> **Stated exercise**: Repeat every record exactly, but keep images out of the copy.

(Stored items from a collection)
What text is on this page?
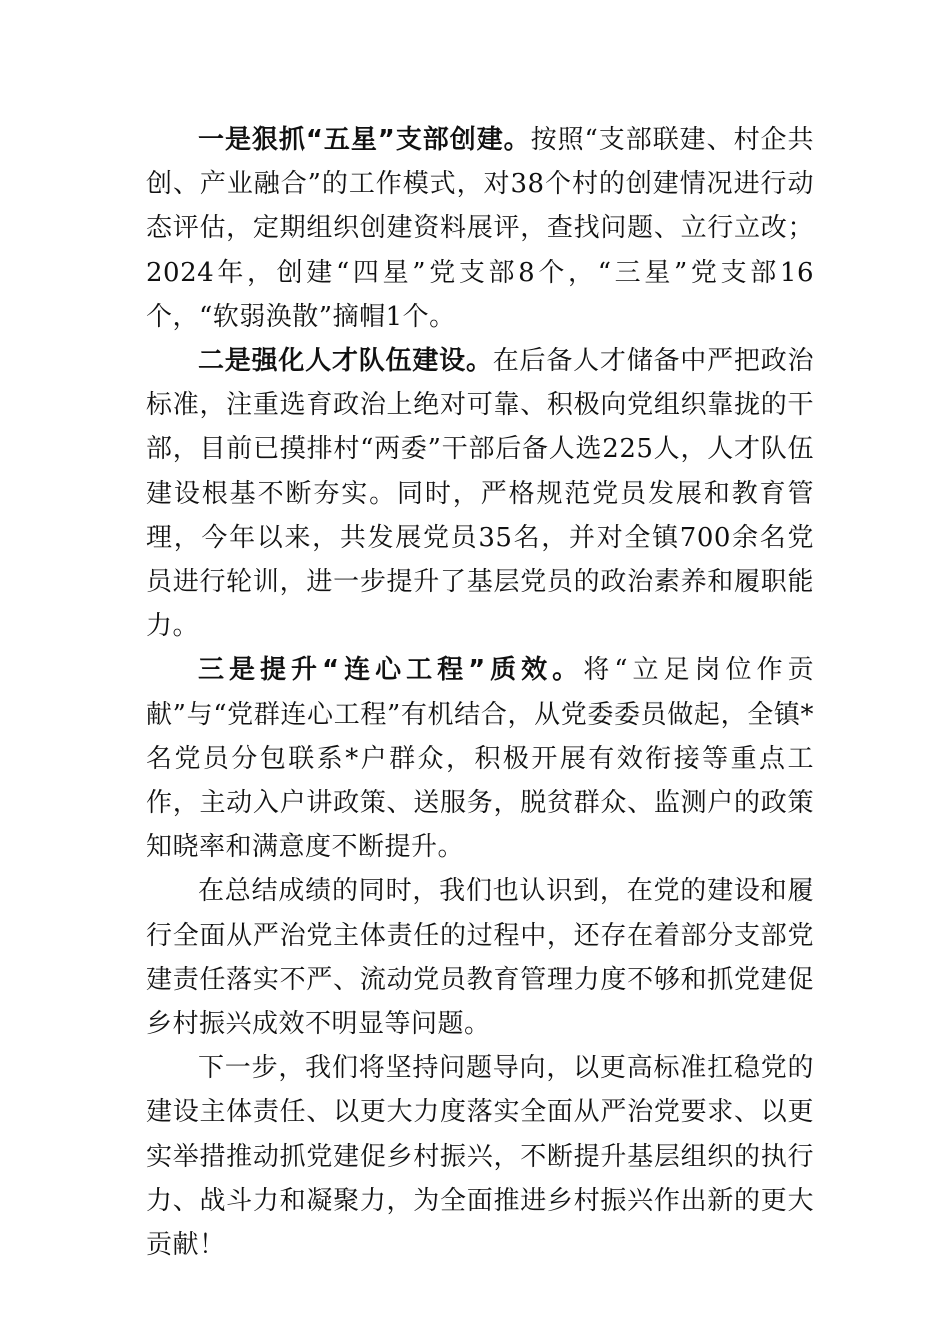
一是狠抓“五星”支部创建。按照“支部联建、村企共创、产业融合”的工作模式，对38个村的创建情况进行动态评估，定期组织创建资料展评，查找问题、立行立改；2024年，创建“四星”党支部8个，“三星”党支部16个，“软弱涣散”摘帽1个。

二是强化人才队伍建设。在后备人才储备中严把政治标准，注重选育政治上绝对可靠、积极向党组织靠拢的干部，目前已摸排村“两委”干部后备人选225人，人才队伍建设根基不断夯实。同时，严格规范党员发展和教育管理，今年以来，共发展党员35名，并对全镇700余名党员进行轮训，进一步提升了基层党员的政治素养和履职能力。

三是提升“连心工程”质效。将“立足岗位作贡献”与“党群连心工程”有机结合，从党委委员做起，全镇*名党员分包联系*户群众，积极开展有效衔接等重点工作，主动入户讲政策、送服务，脱贫群众、监测户的政策知晓率和满意度不断提升。

在总结成绩的同时，我们也认识到，在党的建设和履行全面从严治党主体责任的过程中，还存在着部分支部党建责任落实不严、流动党员教育管理力度不够和抓党建促乡村振兴成效不明显等问题。

下一步，我们将坚持问题导向，以更高标准扛稳党的建设主体责任、以更大力度落实全面从严治党要求、以更实举措推动抓党建促乡村振兴，不断提升基层组织的执行力、战斗力和凝聚力，为全面推进乡村振兴作出新的更大贡献！
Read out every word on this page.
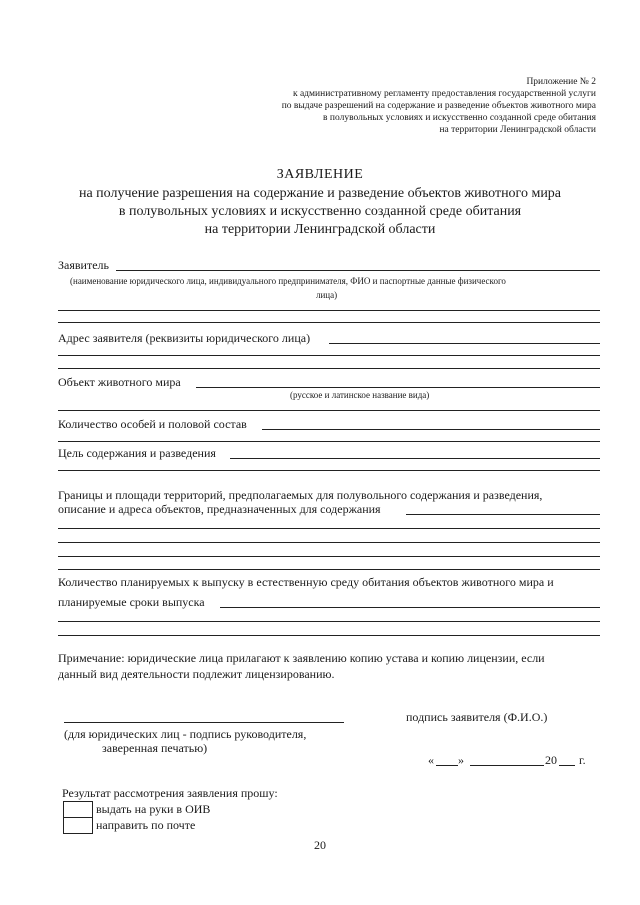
Приложение № 2
к административному регламенту предоставления государственной услуги
по выдаче разрешений на содержание и разведение объектов животного мира
в полувольных условиях и искусственно созданной среде обитания
на территории Ленинградской области
ЗАЯВЛЕНИЕ
на получение разрешения на содержание и разведение объектов животного мира
в полувольных условиях и искусственно созданной среде обитания
на территории Ленинградской области
Заявитель
(наименование юридического лица, индивидуального предпринимателя, ФИО и паспортные данные физического
лица)
Адрес заявителя (реквизиты юридического лица)
Объект животного мира
(русское и латинское название вида)
Количество особей и половой состав
Цель содержания и разведения
Границы и площади территорий, предполагаемых для полувольного содержания и разведения,
описание и адреса объектов, предназначенных для содержания
Количество планируемых к выпуску в естественную среду обитания объектов животного мира и
планируемые сроки выпуска
Примечание: юридические лица прилагают к заявлению копию устава и копию лицензии, если
данный вид деятельности подлежит лицензированию.
подпись заявителя (Ф.И.О.)
(для юридических лиц - подпись руководителя,
заверенная печатью)
« »	20 г.
Результат рассмотрения заявления прошу:
выдать на руки в ОИВ
направить по почте
20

> **The solution**:
What text is on this page?
一是狠抓“五星”支部创建。按照“支部联建、村企共创、产业融合”的工作模式，对38个村的创建情况进行动态评估，定期组织创建资料展评，查找问题、立行立改；2024年，创建“四星”党支部8个，“三星”党支部16个，“软弱涣散”摘帽1个。

二是强化人才队伍建设。在后备人才储备中严把政治标准，注重选育政治上绝对可靠、积极向党组织靠拢的干部，目前已摸排村“两委”干部后备人选225人，人才队伍建设根基不断夯实。同时，严格规范党员发展和教育管理，今年以来，共发展党员35名，并对全镇700余名党员进行轮训，进一步提升了基层党员的政治素养和履职能力。

三是提升“连心工程”质效。将“立足岗位作贡献”与“党群连心工程”有机结合，从党委委员做起，全镇*名党员分包联系*户群众，积极开展有效衔接等重点工作，主动入户讲政策、送服务，脱贫群众、监测户的政策知晓率和满意度不断提升。

在总结成绩的同时，我们也认识到，在党的建设和履行全面从严治党主体责任的过程中，还存在着部分支部党建责任落实不严、流动党员教育管理力度不够和抓党建促乡村振兴成效不明显等问题。

下一步，我们将坚持问题导向，以更高标准扛稳党的建设主体责任、以更大力度落实全面从严治党要求、以更实举措推动抓党建促乡村振兴，不断提升基层组织的执行力、战斗力和凝聚力，为全面推进乡村振兴作出新的更大贡献！
Read out every word on this page.
Приложение № 2
к административному регламенту предоставления государственной услуги
по выдаче разрешений на содержание и разведение объектов животного мира
в полувольных условиях и искусственно созданной среде обитания
на территории Ленинградской области
ЗАЯВЛЕНИЕ
на получение разрешения на содержание и разведение объектов животного мира
в полувольных условиях и искусственно созданной среде обитания
на территории Ленинградской области
Заявитель
(наименование юридического лица, индивидуального предпринимателя, ФИО и паспортные данные физического
лица)
Адрес заявителя (реквизиты юридического лица)
Объект животного мира
(русское и латинское название вида)
Количество особей и половой состав
Цель содержания и разведения
Границы и площади территорий, предполагаемых для полувольного содержания и разведения,
описание и адреса объектов, предназначенных для содержания
Количество планируемых к выпуску в естественную среду обитания объектов животного мира и
планируемые сроки выпуска
Примечание: юридические лица прилагают к заявлению копию устава и копию лицензии, если
данный вид деятельности подлежит лицензированию.
подпись заявителя (Ф.И.О.)
(для юридических лиц - подпись руководителя,
заверенная печатью)
« »	20 г.
Результат рассмотрения заявления прошу:
выдать на руки в ОИВ
направить по почте
20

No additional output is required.